● **What is needed**: Identify all lines of the data containing the string "berlumuran" and copy them.

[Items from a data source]
§ §

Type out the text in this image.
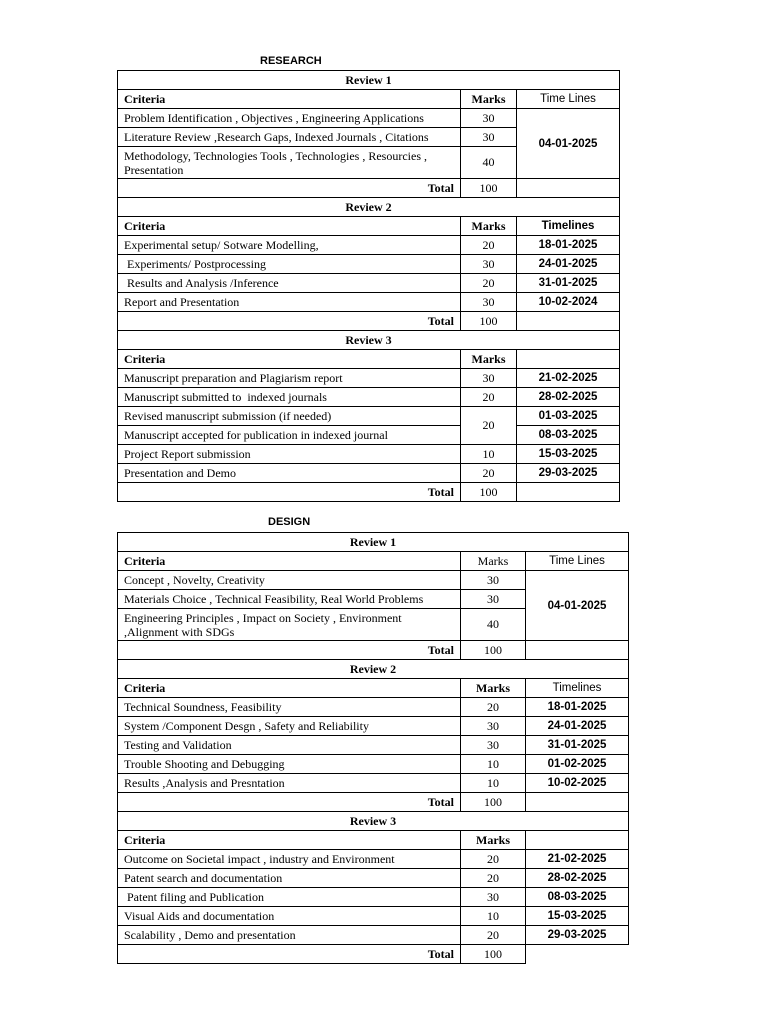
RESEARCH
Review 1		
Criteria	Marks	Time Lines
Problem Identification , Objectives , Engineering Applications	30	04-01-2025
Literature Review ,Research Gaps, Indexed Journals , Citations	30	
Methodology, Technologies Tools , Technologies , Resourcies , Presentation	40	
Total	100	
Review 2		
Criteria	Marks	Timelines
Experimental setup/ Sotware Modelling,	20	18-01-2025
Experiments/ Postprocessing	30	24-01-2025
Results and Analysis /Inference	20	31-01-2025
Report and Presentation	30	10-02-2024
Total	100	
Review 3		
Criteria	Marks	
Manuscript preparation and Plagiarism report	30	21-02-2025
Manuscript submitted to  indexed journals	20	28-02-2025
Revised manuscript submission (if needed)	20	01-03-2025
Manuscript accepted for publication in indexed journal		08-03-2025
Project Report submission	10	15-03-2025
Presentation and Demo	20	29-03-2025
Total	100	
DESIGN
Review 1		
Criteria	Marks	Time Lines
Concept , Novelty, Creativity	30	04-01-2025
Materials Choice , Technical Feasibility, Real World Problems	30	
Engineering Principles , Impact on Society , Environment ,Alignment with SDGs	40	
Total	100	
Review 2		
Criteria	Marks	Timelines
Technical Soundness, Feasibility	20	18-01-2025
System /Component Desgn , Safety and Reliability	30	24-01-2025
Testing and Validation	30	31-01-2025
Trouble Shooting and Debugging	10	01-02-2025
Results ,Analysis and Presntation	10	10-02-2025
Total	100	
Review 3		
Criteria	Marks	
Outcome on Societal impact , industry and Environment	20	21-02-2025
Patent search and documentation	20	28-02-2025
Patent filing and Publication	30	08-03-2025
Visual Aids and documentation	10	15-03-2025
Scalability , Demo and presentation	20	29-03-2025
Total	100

§ §

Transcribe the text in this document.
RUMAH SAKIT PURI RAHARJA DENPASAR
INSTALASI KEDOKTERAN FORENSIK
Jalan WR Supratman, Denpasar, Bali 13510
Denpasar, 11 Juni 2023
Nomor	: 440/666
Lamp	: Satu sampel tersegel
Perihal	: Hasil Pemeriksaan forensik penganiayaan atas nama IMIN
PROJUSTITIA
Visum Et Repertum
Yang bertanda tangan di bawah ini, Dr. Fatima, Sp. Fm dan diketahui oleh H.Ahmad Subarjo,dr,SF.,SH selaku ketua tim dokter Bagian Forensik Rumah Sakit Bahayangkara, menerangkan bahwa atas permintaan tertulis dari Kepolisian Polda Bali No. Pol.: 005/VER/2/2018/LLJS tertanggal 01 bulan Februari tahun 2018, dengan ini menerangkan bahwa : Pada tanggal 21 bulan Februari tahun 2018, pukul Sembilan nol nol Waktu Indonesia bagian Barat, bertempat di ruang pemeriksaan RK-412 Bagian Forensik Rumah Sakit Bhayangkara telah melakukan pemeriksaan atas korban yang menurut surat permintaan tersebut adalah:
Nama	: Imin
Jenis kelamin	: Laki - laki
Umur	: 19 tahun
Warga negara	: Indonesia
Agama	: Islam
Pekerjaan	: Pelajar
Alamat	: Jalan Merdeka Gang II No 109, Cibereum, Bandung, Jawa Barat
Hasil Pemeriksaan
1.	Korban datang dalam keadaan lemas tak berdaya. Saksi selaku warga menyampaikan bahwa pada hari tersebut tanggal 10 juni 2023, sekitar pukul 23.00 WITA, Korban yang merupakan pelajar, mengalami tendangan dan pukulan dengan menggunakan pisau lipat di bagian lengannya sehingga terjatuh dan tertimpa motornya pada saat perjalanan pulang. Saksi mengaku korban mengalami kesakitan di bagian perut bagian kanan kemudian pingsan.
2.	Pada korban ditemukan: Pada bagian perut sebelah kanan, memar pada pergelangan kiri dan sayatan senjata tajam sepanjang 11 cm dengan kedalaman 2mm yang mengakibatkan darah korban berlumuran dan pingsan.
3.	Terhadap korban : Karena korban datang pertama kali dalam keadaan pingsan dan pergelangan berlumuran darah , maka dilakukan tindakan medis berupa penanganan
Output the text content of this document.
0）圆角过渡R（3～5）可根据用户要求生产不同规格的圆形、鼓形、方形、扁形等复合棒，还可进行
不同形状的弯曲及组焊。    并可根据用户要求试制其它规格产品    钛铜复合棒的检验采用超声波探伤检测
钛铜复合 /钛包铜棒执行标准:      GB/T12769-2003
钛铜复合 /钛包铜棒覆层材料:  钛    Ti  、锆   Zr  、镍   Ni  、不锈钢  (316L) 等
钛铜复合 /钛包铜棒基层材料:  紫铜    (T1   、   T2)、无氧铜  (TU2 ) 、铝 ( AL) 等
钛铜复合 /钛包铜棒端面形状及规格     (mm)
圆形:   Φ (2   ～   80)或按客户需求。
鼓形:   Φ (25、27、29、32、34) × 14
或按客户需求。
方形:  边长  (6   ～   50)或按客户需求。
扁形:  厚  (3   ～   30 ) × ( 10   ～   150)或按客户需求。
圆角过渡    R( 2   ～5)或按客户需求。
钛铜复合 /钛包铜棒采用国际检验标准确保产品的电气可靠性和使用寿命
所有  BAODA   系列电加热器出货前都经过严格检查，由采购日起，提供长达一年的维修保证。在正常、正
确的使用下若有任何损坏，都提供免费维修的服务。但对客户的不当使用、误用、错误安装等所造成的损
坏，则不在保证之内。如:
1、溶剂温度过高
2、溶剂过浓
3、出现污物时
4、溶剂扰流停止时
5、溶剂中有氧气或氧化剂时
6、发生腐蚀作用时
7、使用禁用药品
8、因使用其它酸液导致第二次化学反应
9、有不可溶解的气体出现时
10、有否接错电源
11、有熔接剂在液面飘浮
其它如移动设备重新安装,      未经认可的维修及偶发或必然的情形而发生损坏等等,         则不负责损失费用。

§ §

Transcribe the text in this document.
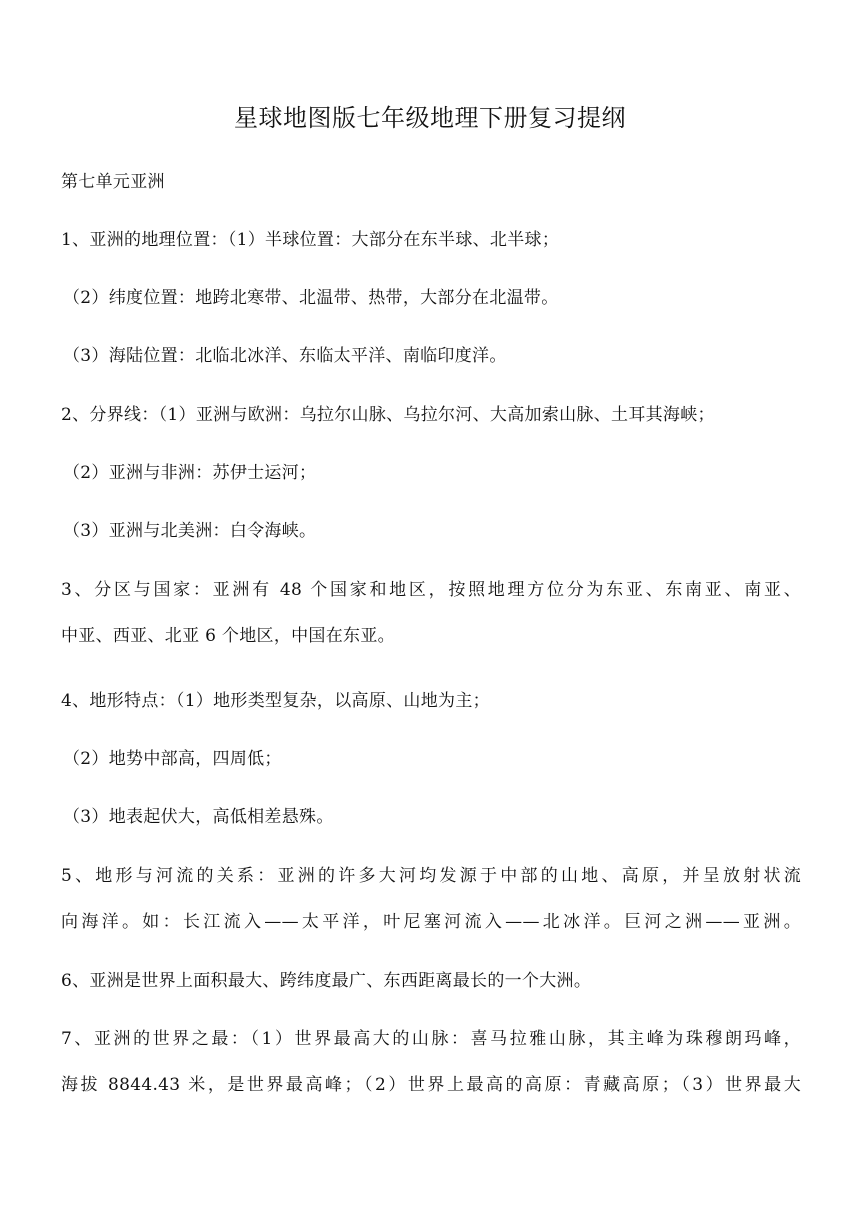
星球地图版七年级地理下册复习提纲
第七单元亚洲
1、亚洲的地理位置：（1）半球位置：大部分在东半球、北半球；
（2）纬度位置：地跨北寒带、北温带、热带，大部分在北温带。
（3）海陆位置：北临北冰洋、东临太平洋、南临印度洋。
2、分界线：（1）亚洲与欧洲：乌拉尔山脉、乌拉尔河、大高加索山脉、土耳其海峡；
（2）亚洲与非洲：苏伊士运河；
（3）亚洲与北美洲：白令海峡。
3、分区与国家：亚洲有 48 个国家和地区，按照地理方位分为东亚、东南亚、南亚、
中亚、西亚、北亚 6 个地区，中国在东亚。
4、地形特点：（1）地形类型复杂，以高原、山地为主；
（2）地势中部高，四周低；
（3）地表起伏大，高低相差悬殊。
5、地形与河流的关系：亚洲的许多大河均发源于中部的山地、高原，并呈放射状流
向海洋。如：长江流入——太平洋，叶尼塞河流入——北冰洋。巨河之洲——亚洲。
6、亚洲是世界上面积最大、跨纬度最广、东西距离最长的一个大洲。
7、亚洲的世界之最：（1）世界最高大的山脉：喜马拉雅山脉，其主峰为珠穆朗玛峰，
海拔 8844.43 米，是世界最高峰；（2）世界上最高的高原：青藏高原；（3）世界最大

§ §

● **Written answer**:
2.	Pada korban ditemukan: Pada bagian perut sebelah kanan, memar pada pergelangan kiri dan sayatan senjata tajam sepanjang 11 cm dengan kedalaman 2mm yang mengakibatkan darah korban berlumuran dan pingsan.
3.	Terhadap korban : Karena korban datang pertama kali dalam keadaan pingsan dan pergelangan berlumuran darah , maka dilakukan tindakan medis berupa penanganan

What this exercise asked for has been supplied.